## Your task
Write out the entries verbatim and leave the images out of the copy.

[BEGIN Source material]

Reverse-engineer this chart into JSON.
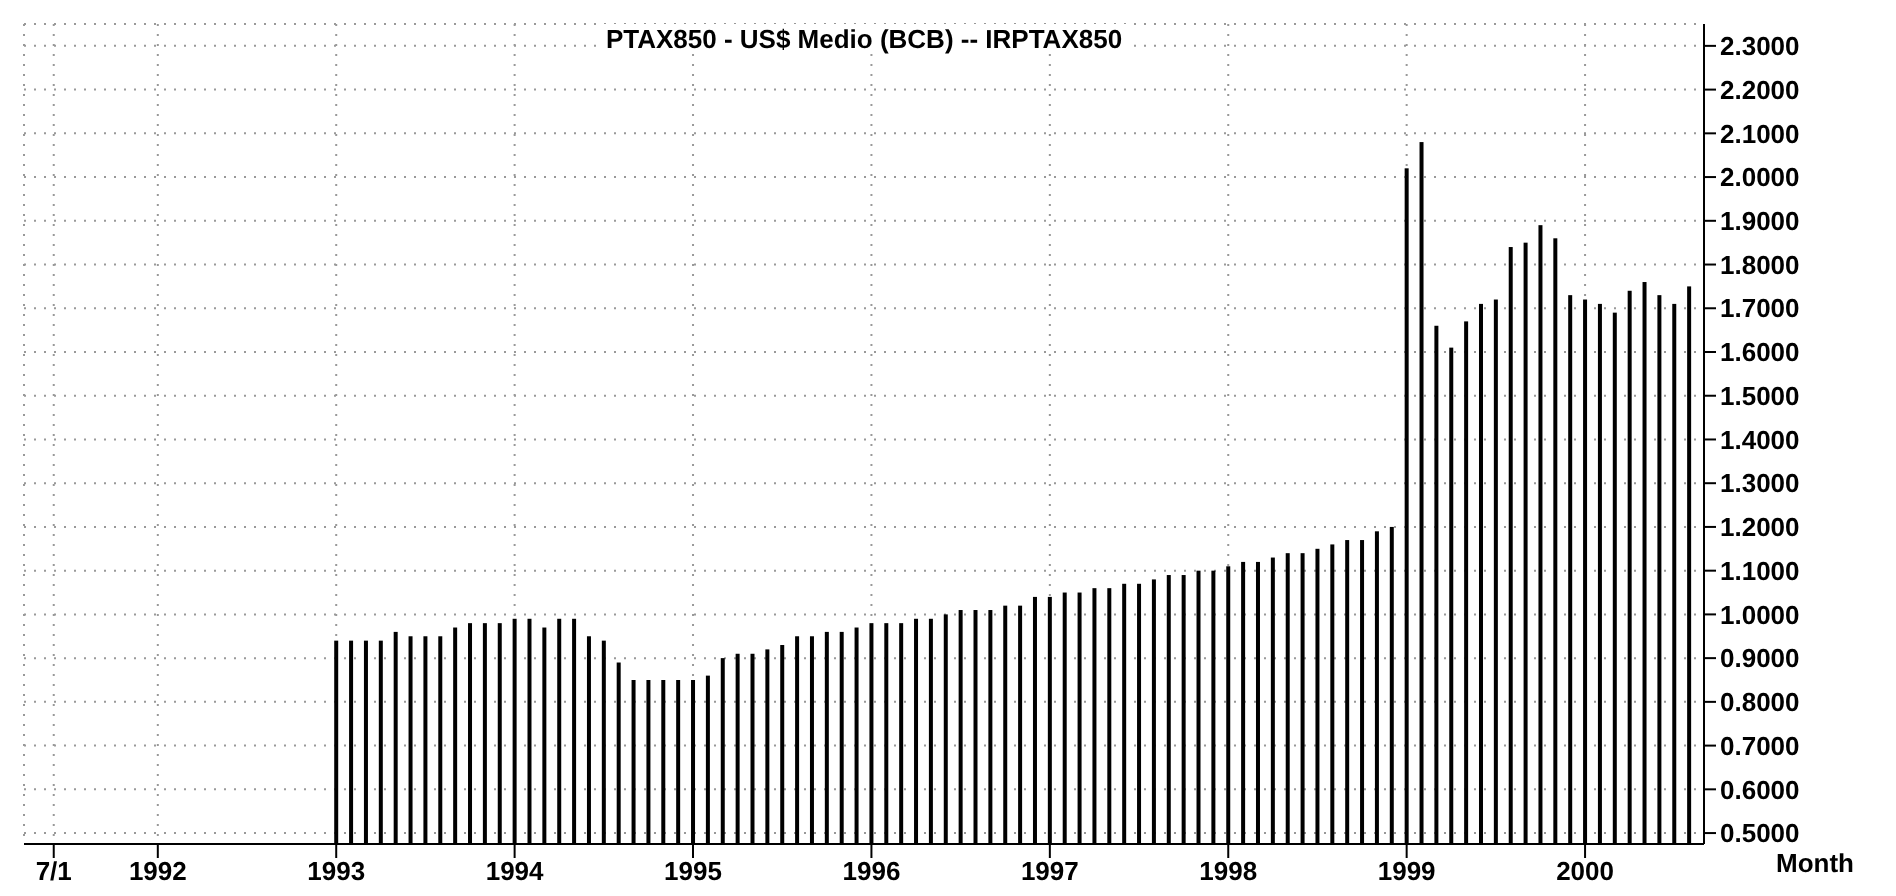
{
  "chart_data": {
    "type": "bar",
    "title": "PTAX850 - US$ Medio (BCB) -- IRPTAX850",
    "xlabel": "Month",
    "x": [
      "1993-01",
      "1993-02",
      "1993-03",
      "1993-04",
      "1993-05",
      "1993-06",
      "1993-07",
      "1993-08",
      "1993-09",
      "1993-10",
      "1993-11",
      "1993-12",
      "1994-01",
      "1994-02",
      "1994-03",
      "1994-04",
      "1994-05",
      "1994-06",
      "1994-07",
      "1994-08",
      "1994-09",
      "1994-10",
      "1994-11",
      "1994-12",
      "1995-01",
      "1995-02",
      "1995-03",
      "1995-04",
      "1995-05",
      "1995-06",
      "1995-07",
      "1995-08",
      "1995-09",
      "1995-10",
      "1995-11",
      "1995-12",
      "1996-01",
      "1996-02",
      "1996-03",
      "1996-04",
      "1996-05",
      "1996-06",
      "1996-07",
      "1996-08",
      "1996-09",
      "1996-10",
      "1996-11",
      "1996-12",
      "1997-01",
      "1997-02",
      "1997-03",
      "1997-04",
      "1997-05",
      "1997-06",
      "1997-07",
      "1997-08",
      "1997-09",
      "1997-10",
      "1997-11",
      "1997-12",
      "1998-01",
      "1998-02",
      "1998-03",
      "1998-04",
      "1998-05",
      "1998-06",
      "1998-07",
      "1998-08",
      "1998-09",
      "1998-10",
      "1998-11",
      "1998-12",
      "1999-01",
      "1999-02",
      "1999-03",
      "1999-04",
      "1999-05",
      "1999-06",
      "1999-07",
      "1999-08",
      "1999-09",
      "1999-10",
      "1999-11",
      "1999-12",
      "2000-01",
      "2000-02",
      "2000-03",
      "2000-04",
      "2000-05",
      "2000-06",
      "2000-07",
      "2000-08"
    ],
    "values": [
      0.94,
      0.94,
      0.94,
      0.94,
      0.96,
      0.95,
      0.95,
      0.95,
      0.97,
      0.98,
      0.98,
      0.98,
      0.99,
      0.99,
      0.97,
      0.99,
      0.99,
      0.95,
      0.94,
      0.89,
      0.85,
      0.85,
      0.85,
      0.85,
      0.85,
      0.86,
      0.9,
      0.91,
      0.91,
      0.92,
      0.93,
      0.95,
      0.95,
      0.96,
      0.96,
      0.97,
      0.98,
      0.98,
      0.98,
      0.99,
      0.99,
      1.0,
      1.01,
      1.01,
      1.01,
      1.02,
      1.02,
      1.04,
      1.04,
      1.05,
      1.05,
      1.06,
      1.06,
      1.07,
      1.07,
      1.08,
      1.09,
      1.09,
      1.1,
      1.1,
      1.11,
      1.12,
      1.12,
      1.13,
      1.14,
      1.14,
      1.15,
      1.16,
      1.17,
      1.17,
      1.19,
      1.2,
      2.02,
      2.08,
      1.66,
      1.61,
      1.67,
      1.71,
      1.72,
      1.84,
      1.85,
      1.89,
      1.86,
      1.73,
      1.72,
      1.71,
      1.69,
      1.74,
      1.76,
      1.73,
      1.71,
      1.75
    ],
    "color": "#000000",
    "xlim": [
      "1991-04",
      "2000-09"
    ],
    "xticks": [
      {
        "value": "1991-06",
        "label": "7/1"
      },
      {
        "value": "1992-01",
        "label": "1992"
      },
      {
        "value": "1993-01",
        "label": "1993"
      },
      {
        "value": "1994-01",
        "label": "1994"
      },
      {
        "value": "1995-01",
        "label": "1995"
      },
      {
        "value": "1996-01",
        "label": "1996"
      },
      {
        "value": "1997-01",
        "label": "1997"
      },
      {
        "value": "1998-01",
        "label": "1998"
      },
      {
        "value": "1999-01",
        "label": "1999"
      },
      {
        "value": "2000-01",
        "label": "2000"
      }
    ],
    "ylim": [
      0.475,
      2.35
    ],
    "yticks": [
      {
        "value": 0.5,
        "label": "0.5000"
      },
      {
        "value": 0.6,
        "label": "0.6000"
      },
      {
        "value": 0.7,
        "label": "0.7000"
      },
      {
        "value": 0.8,
        "label": "0.8000"
      },
      {
        "value": 0.9,
        "label": "0.9000"
      },
      {
        "value": 1.0,
        "label": "1.0000"
      },
      {
        "value": 1.1,
        "label": "1.1000"
      },
      {
        "value": 1.2,
        "label": "1.2000"
      },
      {
        "value": 1.3,
        "label": "1.3000"
      },
      {
        "value": 1.4,
        "label": "1.4000"
      },
      {
        "value": 1.5,
        "label": "1.5000"
      },
      {
        "value": 1.6,
        "label": "1.6000"
      },
      {
        "value": 1.7,
        "label": "1.7000"
      },
      {
        "value": 1.8,
        "label": "1.8000"
      },
      {
        "value": 1.9,
        "label": "1.9000"
      },
      {
        "value": 2.0,
        "label": "2.0000"
      },
      {
        "value": 2.1,
        "label": "2.1000"
      },
      {
        "value": 2.2,
        "label": "2.2000"
      },
      {
        "value": 2.3,
        "label": "2.3000"
      }
    ],
    "grid": true
  }
}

[END Source material]

## Complete output
Reverse-engineer this chart into JSON.
{
  "chart_data": {
    "type": "bar",
    "title": "PTAX850 - US$ Medio (BCB) -- IRPTAX850",
    "xlabel": "Month",
    "x": [
      "1993-01",
      "1993-02",
      "1993-03",
      "1993-04",
      "1993-05",
      "1993-06",
      "1993-07",
      "1993-08",
      "1993-09",
      "1993-10",
      "1993-11",
      "1993-12",
      "1994-01",
      "1994-02",
      "1994-03",
      "1994-04",
      "1994-05",
      "1994-06",
      "1994-07",
      "1994-08",
      "1994-09",
      "1994-10",
      "1994-11",
      "1994-12",
      "1995-01",
      "1995-02",
      "1995-03",
      "1995-04",
      "1995-05",
      "1995-06",
      "1995-07",
      "1995-08",
      "1995-09",
      "1995-10",
      "1995-11",
      "1995-12",
      "1996-01",
      "1996-02",
      "1996-03",
      "1996-04",
      "1996-05",
      "1996-06",
      "1996-07",
      "1996-08",
      "1996-09",
      "1996-10",
      "1996-11",
      "1996-12",
      "1997-01",
      "1997-02",
      "1997-03",
      "1997-04",
      "1997-05",
      "1997-06",
      "1997-07",
      "1997-08",
      "1997-09",
      "1997-10",
      "1997-11",
      "1997-12",
      "1998-01",
      "1998-02",
      "1998-03",
      "1998-04",
      "1998-05",
      "1998-06",
      "1998-07",
      "1998-08",
      "1998-09",
      "1998-10",
      "1998-11",
      "1998-12",
      "1999-01",
      "1999-02",
      "1999-03",
      "1999-04",
      "1999-05",
      "1999-06",
      "1999-07",
      "1999-08",
      "1999-09",
      "1999-10",
      "1999-11",
      "1999-12",
      "2000-01",
      "2000-02",
      "2000-03",
      "2000-04",
      "2000-05",
      "2000-06",
      "2000-07",
      "2000-08"
    ],
    "values": [
      0.94,
      0.94,
      0.94,
      0.94,
      0.96,
      0.95,
      0.95,
      0.95,
      0.97,
      0.98,
      0.98,
      0.98,
      0.99,
      0.99,
      0.97,
      0.99,
      0.99,
      0.95,
      0.94,
      0.89,
      0.85,
      0.85,
      0.85,
      0.85,
      0.85,
      0.86,
      0.9,
      0.91,
      0.91,
      0.92,
      0.93,
      0.95,
      0.95,
      0.96,
      0.96,
      0.97,
      0.98,
      0.98,
      0.98,
      0.99,
      0.99,
      1.0,
      1.01,
      1.01,
      1.01,
      1.02,
      1.02,
      1.04,
      1.04,
      1.05,
      1.05,
      1.06,
      1.06,
      1.07,
      1.07,
      1.08,
      1.09,
      1.09,
      1.1,
      1.1,
      1.11,
      1.12,
      1.12,
      1.13,
      1.14,
      1.14,
      1.15,
      1.16,
      1.17,
      1.17,
      1.19,
      1.2,
      2.02,
      2.08,
      1.66,
      1.61,
      1.67,
      1.71,
      1.72,
      1.84,
      1.85,
      1.89,
      1.86,
      1.73,
      1.72,
      1.71,
      1.69,
      1.74,
      1.76,
      1.73,
      1.71,
      1.75
    ],
    "color": "#000000",
    "xlim": [
      "1991-04",
      "2000-09"
    ],
    "xticks": [
      {
        "value": "1991-06",
        "label": "7/1"
      },
      {
        "value": "1992-01",
        "label": "1992"
      },
      {
        "value": "1993-01",
        "label": "1993"
      },
      {
        "value": "1994-01",
        "label": "1994"
      },
      {
        "value": "1995-01",
        "label": "1995"
      },
      {
        "value": "1996-01",
        "label": "1996"
      },
      {
        "value": "1997-01",
        "label": "1997"
      },
      {
        "value": "1998-01",
        "label": "1998"
      },
      {
        "value": "1999-01",
        "label": "1999"
      },
      {
        "value": "2000-01",
        "label": "2000"
      }
    ],
    "ylim": [
      0.475,
      2.35
    ],
    "yticks": [
      {
        "value": 0.5,
        "label": "0.5000"
      },
      {
        "value": 0.6,
        "label": "0.6000"
      },
      {
        "value": 0.7,
        "label": "0.7000"
      },
      {
        "value": 0.8,
        "label": "0.8000"
      },
      {
        "value": 0.9,
        "label": "0.9000"
      },
      {
        "value": 1.0,
        "label": "1.0000"
      },
      {
        "value": 1.1,
        "label": "1.1000"
      },
      {
        "value": 1.2,
        "label": "1.2000"
      },
      {
        "value": 1.3,
        "label": "1.3000"
      },
      {
        "value": 1.4,
        "label": "1.4000"
      },
      {
        "value": 1.5,
        "label": "1.5000"
      },
      {
        "value": 1.6,
        "label": "1.6000"
      },
      {
        "value": 1.7,
        "label": "1.7000"
      },
      {
        "value": 1.8,
        "label": "1.8000"
      },
      {
        "value": 1.9,
        "label": "1.9000"
      },
      {
        "value": 2.0,
        "label": "2.0000"
      },
      {
        "value": 2.1,
        "label": "2.1000"
      },
      {
        "value": 2.2,
        "label": "2.2000"
      },
      {
        "value": 2.3,
        "label": "2.3000"
      }
    ],
    "grid": true
  }
}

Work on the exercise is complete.